▶ Required work
Please list all lines of the material below in which the string "drag" occurs.
Segment Open
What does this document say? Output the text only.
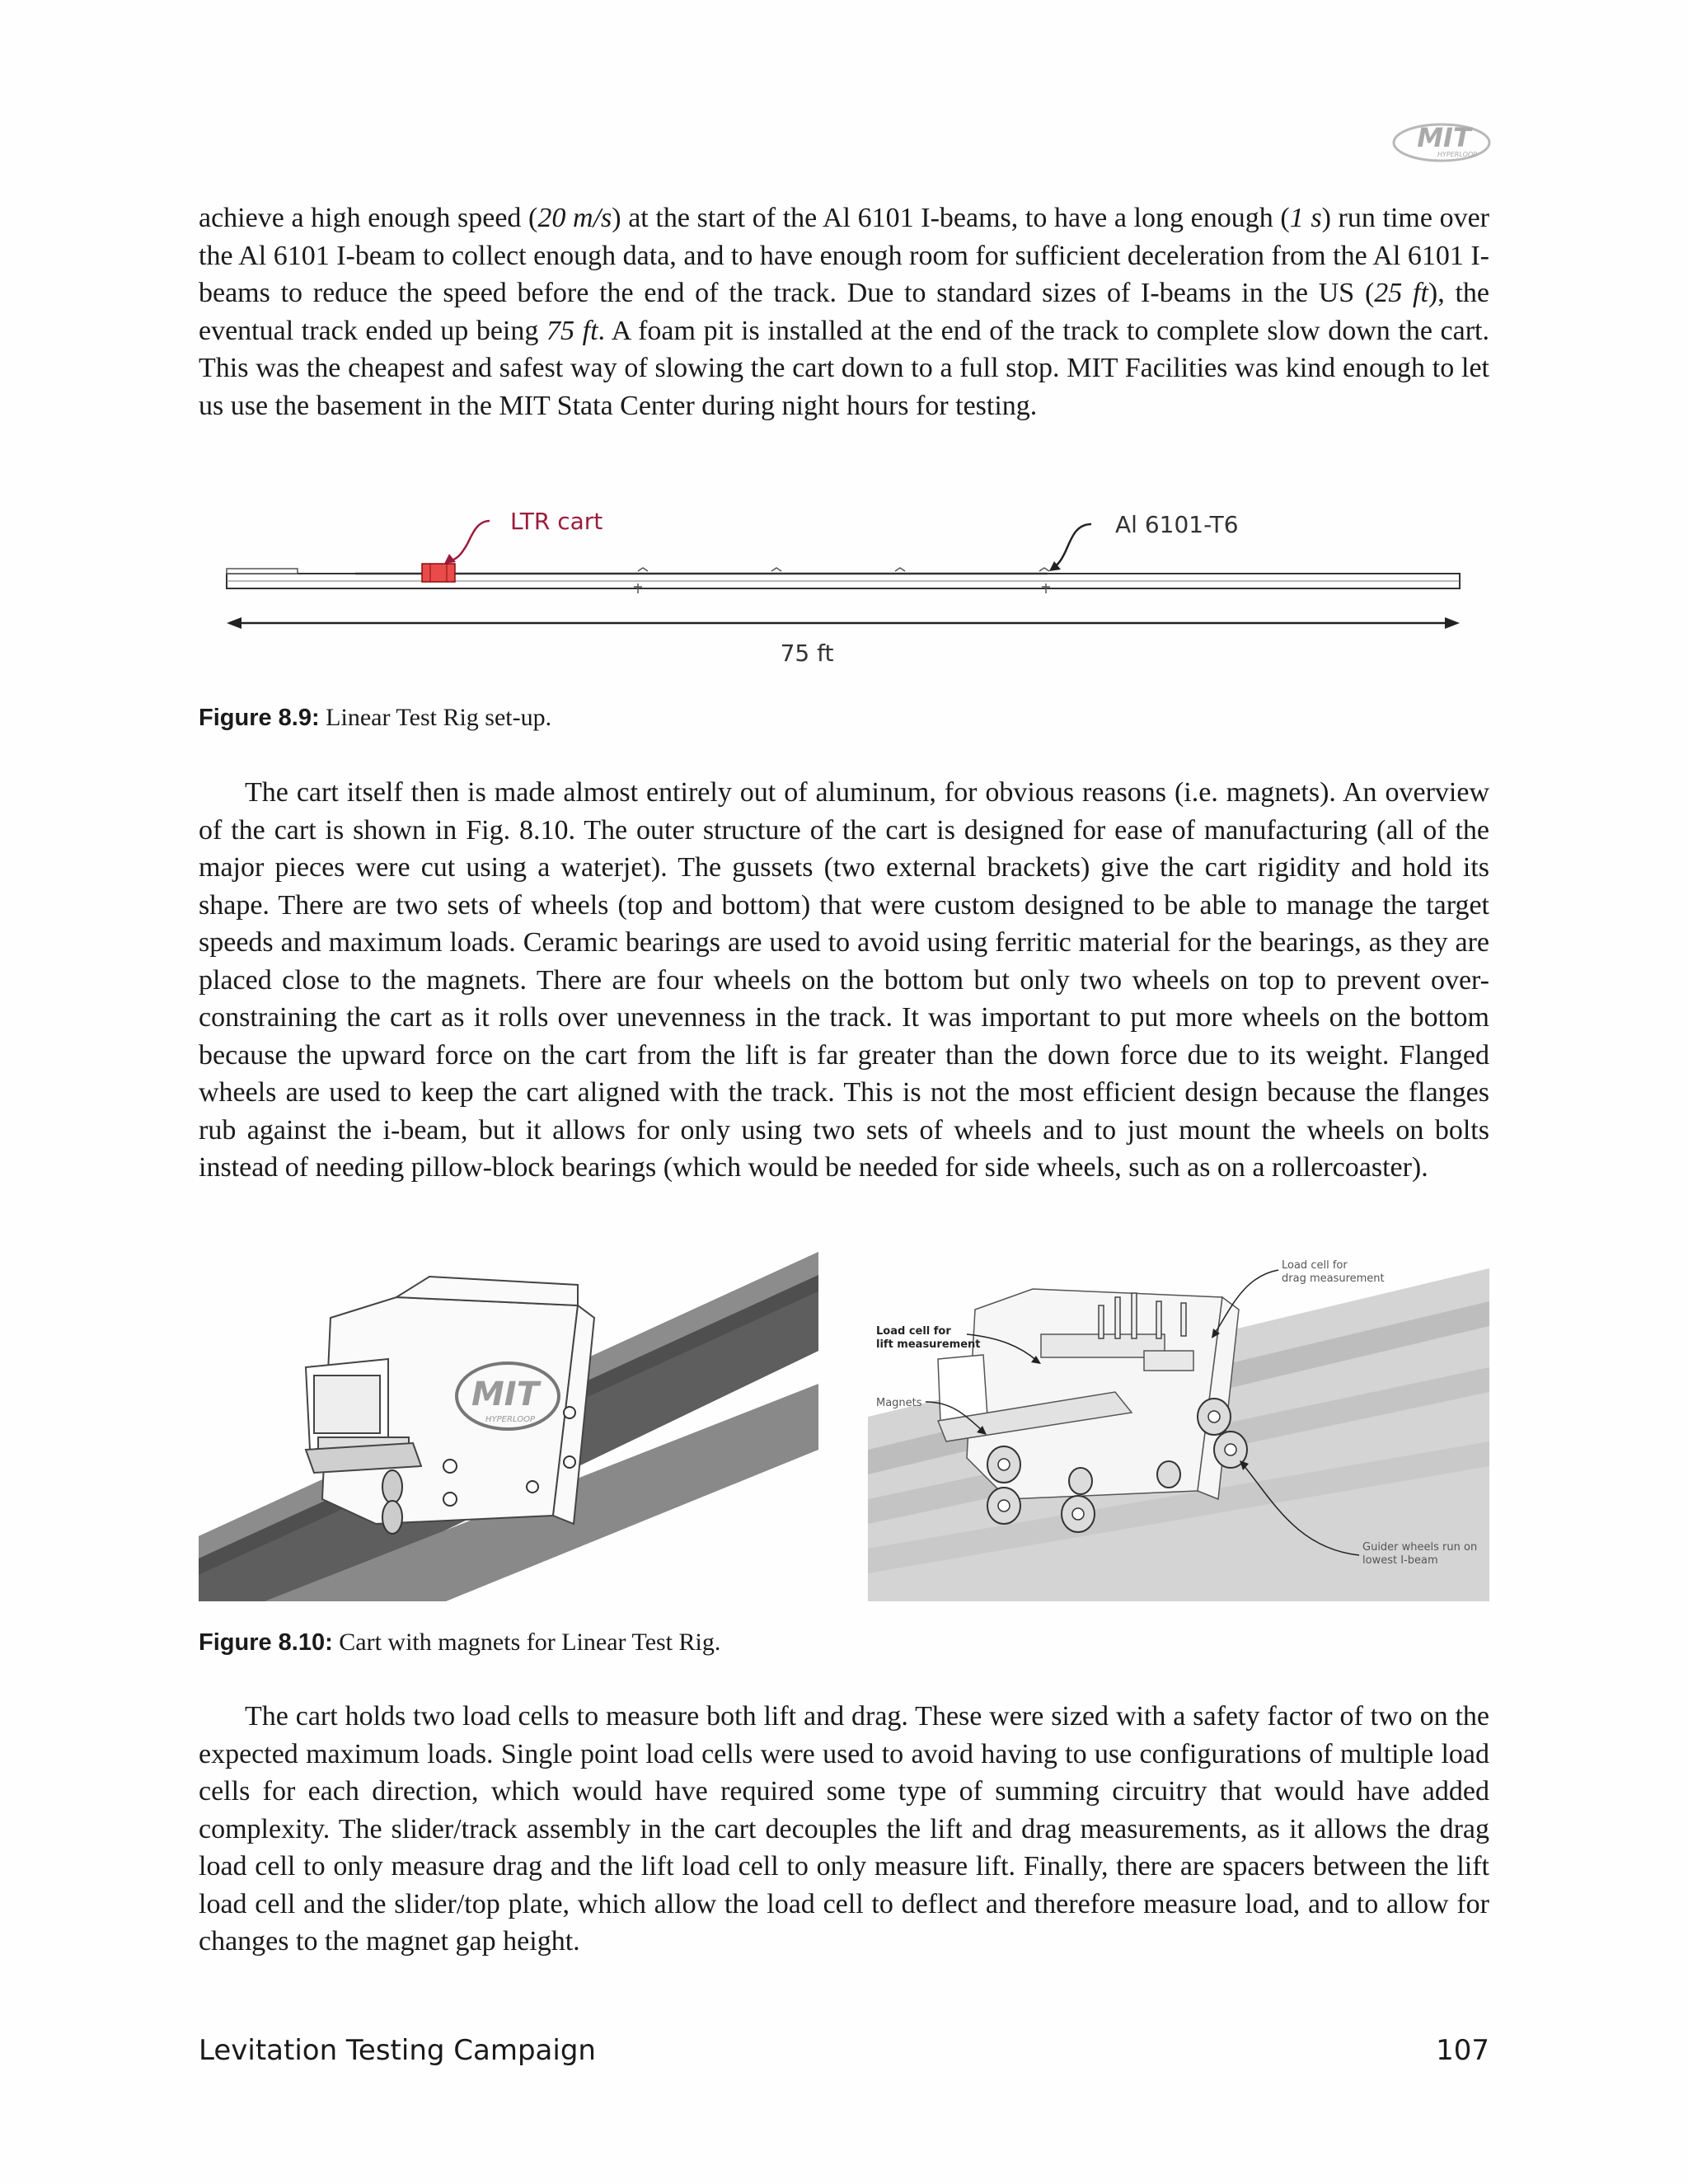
MIT
HYPERLOOP

achieve a high enough speed (20 m/s) at the start of the Al 6101 I-beams, to have a long enough (1 s) run time over the Al 6101 I-beam to collect enough data, and to have enough room for sufficient deceleration from the Al 6101 I-beams to reduce the speed before the end of the track. Due to standard sizes of I-beams in the US (25 ft), the eventual track ended up being 75 ft. A foam pit is installed at the end of the track to complete slow down the cart. This was the cheapest and safest way of slowing the cart down to a full stop. MIT Facilities was kind enough to let us use the basement in the MIT Stata Center during night hours for testing.

LTR cart	Al 6101-T6
75 ft

Figure 8.9: Linear Test Rig set-up.

The cart itself then is made almost entirely out of aluminum, for obvious reasons (i.e. magnets). An overview of the cart is shown in Fig. 8.10. The outer structure of the cart is designed for ease of manufacturing (all of the major pieces were cut using a waterjet). The gussets (two external brackets) give the cart rigidity and hold its shape. There are two sets of wheels (top and bottom) that were custom designed to be able to manage the target speeds and maximum loads. Ceramic bearings are used to avoid using ferritic material for the bearings, as they are placed close to the magnets. There are four wheels on the bottom but only two wheels on top to prevent over-constraining the cart as it rolls over unevenness in the track. It was important to put more wheels on the bottom because the upward force on the cart from the lift is far greater than the down force due to its weight. Flanged wheels are used to keep the cart aligned with the track. This is not the most efficient design because the flanges rub against the i-beam, but it allows for only using two sets of wheels and to just mount the wheels on bolts instead of needing pillow-block bearings (which would be needed for side wheels, such as on a rollercoaster).

MIT
HYPERLOOP
Load cell for
drag measurement
Load cell for
lift measurement
Magnets
Guider wheels run on
lowest I-beam

Figure 8.10: Cart with magnets for Linear Test Rig.

The cart holds two load cells to measure both lift and drag. These were sized with a safety factor of two on the expected maximum loads. Single point load cells were used to avoid having to use configurations of multiple load cells for each direction, which would have required some type of summing circuitry that would have added complexity. The slider/track assembly in the cart decouples the lift and drag measurements, as it allows the drag load cell to only measure drag and the lift load cell to only measure lift. Finally, there are spacers between the lift load cell and the slider/top plate, which allow the load cell to deflect and therefore measure load, and to allow for changes to the magnet gap height.

Levitation Testing Campaign	107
Segment Closed
▶ Result
drag measurement
The cart holds two load cells to measure both lift and drag. These were sized with a safety factor of two on the expected maximum loads. Single point load cells were used to avoid having to use configurations of multiple load cells for each direction, which would have required some type of summing circuitry that would have added complexity. The slider/track assembly in the cart decouples the lift and drag measurements, as it allows the drag load cell to only measure drag and the lift load cell to only measure lift. Finally, there are spacers between the lift load cell and the slider/top plate, which allow the load cell to deflect and therefore measure load, and to allow for changes to the magnet gap height.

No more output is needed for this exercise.